[Work required]
Copy the lines holding the word "positive", all of them.
## Begin
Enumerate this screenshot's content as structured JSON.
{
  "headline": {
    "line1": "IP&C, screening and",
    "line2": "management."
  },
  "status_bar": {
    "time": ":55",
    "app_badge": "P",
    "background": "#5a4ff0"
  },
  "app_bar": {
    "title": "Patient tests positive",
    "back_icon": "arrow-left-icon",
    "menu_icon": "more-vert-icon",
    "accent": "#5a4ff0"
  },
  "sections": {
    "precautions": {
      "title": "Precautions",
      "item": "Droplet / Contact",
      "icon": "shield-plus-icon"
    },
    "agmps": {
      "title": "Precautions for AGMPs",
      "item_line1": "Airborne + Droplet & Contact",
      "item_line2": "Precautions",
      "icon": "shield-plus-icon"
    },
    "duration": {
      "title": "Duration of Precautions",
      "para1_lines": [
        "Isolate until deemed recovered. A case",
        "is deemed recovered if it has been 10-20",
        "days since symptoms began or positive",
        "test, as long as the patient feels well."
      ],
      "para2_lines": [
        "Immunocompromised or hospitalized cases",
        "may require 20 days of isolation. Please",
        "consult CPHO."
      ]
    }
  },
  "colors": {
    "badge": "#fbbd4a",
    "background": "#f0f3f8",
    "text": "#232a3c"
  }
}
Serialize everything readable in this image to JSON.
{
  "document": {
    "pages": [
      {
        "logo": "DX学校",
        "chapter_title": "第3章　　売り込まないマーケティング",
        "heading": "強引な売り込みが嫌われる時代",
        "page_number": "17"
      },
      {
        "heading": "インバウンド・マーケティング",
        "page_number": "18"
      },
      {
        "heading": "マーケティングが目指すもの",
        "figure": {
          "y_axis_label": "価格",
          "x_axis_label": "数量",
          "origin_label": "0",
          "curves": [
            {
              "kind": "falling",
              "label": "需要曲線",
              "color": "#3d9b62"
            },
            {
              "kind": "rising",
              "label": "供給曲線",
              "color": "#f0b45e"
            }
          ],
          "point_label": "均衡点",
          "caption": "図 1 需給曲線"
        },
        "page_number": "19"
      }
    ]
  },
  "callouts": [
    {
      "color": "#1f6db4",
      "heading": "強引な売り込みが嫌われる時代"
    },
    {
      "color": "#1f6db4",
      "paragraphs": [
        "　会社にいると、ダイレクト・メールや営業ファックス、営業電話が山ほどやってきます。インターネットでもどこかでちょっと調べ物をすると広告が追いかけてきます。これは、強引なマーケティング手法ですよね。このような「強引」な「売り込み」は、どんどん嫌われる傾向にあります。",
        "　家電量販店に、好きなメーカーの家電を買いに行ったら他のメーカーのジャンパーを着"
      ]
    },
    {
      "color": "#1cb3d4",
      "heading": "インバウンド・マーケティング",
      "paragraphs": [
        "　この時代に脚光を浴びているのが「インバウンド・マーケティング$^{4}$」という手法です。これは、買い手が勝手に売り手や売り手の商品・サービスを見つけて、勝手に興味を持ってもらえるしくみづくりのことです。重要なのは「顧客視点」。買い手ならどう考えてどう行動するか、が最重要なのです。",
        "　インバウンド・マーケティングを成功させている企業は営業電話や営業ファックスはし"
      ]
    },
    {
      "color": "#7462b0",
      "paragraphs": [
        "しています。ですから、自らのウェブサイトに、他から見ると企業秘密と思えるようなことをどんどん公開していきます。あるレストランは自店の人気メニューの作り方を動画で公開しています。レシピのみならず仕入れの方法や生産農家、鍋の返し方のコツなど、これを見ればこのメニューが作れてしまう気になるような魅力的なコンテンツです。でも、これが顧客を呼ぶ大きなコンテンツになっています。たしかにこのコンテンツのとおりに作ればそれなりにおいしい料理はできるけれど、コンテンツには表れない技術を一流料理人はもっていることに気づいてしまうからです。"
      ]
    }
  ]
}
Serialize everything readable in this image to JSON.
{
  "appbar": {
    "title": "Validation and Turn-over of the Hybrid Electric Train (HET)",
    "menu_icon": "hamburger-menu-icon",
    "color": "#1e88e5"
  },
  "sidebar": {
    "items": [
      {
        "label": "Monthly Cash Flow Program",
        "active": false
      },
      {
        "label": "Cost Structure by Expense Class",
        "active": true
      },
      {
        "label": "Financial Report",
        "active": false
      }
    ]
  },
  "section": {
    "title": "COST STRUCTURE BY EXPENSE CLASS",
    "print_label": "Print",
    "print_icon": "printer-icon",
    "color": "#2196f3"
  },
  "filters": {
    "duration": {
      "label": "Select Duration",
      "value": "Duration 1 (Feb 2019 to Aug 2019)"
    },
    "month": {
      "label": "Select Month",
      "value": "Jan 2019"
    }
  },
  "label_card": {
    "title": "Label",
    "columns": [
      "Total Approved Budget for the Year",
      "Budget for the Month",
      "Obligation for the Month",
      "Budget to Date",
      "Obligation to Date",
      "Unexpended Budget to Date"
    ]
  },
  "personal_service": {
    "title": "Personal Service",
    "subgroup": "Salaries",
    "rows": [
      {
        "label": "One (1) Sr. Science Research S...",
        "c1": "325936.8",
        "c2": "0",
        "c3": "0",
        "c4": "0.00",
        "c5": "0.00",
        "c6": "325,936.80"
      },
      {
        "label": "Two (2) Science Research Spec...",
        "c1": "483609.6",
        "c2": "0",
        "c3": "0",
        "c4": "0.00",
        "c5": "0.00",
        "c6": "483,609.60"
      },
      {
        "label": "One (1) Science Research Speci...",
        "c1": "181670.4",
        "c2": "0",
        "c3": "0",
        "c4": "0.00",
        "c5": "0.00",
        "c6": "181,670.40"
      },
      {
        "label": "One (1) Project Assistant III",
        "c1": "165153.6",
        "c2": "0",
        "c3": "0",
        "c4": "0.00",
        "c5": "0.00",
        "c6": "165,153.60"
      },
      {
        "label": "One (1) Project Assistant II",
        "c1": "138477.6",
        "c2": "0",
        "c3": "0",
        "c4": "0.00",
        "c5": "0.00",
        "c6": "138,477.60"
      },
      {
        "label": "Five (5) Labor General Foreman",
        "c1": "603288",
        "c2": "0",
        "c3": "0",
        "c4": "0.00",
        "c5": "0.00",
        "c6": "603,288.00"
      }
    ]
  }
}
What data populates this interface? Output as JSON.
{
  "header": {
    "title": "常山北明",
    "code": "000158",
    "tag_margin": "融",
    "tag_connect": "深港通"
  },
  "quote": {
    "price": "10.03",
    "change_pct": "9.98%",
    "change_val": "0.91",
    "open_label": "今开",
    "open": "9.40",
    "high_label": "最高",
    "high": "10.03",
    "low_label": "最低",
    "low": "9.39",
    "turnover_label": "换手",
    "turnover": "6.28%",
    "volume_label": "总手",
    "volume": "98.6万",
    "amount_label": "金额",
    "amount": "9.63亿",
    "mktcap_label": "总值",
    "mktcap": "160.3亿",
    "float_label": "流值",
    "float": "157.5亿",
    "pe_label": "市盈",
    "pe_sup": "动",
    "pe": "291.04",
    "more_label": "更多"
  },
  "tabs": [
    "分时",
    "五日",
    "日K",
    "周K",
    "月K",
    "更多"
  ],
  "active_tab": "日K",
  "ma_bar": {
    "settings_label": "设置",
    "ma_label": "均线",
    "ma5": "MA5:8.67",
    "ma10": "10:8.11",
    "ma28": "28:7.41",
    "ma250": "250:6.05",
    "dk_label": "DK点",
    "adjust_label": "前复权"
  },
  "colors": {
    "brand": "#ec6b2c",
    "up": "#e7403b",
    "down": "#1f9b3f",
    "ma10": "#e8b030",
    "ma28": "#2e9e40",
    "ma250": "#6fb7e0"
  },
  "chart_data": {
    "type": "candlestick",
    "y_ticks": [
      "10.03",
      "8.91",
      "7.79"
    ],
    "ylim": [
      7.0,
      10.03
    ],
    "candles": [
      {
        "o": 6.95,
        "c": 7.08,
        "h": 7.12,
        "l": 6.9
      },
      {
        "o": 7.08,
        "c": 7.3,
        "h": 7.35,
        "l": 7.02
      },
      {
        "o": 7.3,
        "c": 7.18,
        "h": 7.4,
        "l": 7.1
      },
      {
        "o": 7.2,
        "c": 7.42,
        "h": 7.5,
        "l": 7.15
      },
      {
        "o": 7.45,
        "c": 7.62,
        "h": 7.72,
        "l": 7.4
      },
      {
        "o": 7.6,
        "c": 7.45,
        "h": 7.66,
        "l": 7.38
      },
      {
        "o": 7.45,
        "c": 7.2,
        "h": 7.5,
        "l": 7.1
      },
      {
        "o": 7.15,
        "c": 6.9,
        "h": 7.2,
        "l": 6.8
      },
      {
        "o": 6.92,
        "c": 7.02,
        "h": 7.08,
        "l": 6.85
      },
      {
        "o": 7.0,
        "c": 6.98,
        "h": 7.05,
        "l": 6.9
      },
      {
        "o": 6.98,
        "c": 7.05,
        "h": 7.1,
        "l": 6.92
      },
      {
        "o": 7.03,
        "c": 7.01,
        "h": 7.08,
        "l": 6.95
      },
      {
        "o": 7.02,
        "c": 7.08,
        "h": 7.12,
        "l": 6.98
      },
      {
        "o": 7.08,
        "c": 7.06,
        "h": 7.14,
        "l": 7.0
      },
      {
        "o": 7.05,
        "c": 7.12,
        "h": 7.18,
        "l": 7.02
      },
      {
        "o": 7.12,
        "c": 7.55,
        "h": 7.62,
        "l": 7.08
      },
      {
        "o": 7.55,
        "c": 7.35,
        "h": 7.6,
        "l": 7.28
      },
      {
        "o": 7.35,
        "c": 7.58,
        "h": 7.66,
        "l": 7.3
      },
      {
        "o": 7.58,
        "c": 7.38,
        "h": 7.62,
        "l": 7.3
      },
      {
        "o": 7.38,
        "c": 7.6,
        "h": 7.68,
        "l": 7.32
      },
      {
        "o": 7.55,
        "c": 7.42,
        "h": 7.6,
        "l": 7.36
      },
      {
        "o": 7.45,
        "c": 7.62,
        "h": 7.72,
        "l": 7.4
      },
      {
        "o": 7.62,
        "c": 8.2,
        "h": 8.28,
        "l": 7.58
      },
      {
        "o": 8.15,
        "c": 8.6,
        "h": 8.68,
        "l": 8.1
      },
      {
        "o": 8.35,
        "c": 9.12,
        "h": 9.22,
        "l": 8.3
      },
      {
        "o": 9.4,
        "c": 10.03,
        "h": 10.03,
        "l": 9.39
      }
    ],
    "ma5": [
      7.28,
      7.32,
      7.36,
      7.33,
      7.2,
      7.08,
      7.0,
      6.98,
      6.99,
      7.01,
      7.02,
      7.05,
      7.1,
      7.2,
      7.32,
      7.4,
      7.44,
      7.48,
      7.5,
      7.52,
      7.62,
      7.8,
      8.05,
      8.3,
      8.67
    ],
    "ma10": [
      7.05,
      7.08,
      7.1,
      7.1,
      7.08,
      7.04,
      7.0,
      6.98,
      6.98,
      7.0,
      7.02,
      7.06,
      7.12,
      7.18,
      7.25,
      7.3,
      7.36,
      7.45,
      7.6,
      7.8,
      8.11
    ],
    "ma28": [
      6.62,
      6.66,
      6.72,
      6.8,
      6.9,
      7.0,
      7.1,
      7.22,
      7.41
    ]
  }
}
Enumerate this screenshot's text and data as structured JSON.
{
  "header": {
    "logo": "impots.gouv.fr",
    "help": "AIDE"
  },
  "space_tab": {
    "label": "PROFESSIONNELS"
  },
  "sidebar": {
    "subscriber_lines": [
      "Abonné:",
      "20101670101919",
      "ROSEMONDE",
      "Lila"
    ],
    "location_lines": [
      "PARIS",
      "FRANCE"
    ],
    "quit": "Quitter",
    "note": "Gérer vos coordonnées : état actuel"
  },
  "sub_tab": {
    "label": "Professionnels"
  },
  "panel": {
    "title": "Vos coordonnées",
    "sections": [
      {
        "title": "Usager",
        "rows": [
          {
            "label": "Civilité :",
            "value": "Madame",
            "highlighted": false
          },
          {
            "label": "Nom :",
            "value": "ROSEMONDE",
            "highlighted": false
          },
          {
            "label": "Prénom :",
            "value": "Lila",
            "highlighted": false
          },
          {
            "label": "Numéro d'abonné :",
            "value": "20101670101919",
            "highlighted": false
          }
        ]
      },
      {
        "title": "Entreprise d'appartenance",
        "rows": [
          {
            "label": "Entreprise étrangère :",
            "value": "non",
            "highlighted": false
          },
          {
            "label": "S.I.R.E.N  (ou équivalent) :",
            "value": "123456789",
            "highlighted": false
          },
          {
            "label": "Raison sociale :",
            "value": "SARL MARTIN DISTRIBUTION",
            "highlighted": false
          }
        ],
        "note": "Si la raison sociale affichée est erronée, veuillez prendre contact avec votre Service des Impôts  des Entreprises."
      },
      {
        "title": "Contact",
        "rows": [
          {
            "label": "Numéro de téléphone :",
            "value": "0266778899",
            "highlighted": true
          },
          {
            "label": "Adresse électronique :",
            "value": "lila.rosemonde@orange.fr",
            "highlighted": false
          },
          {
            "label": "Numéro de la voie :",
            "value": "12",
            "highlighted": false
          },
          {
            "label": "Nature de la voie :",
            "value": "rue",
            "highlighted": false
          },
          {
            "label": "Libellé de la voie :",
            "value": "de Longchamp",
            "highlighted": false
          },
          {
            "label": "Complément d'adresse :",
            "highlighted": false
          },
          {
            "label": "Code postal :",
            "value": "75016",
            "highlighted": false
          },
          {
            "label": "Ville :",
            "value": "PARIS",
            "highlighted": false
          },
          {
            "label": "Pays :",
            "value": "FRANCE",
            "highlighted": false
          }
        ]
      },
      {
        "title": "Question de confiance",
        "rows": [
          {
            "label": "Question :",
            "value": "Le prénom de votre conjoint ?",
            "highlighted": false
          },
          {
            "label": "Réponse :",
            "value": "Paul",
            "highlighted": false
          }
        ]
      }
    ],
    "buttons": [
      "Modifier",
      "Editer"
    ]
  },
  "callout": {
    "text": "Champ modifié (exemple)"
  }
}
## End
[Full output]
    "title": "Patient tests positive",
        "days since symptoms began or positive",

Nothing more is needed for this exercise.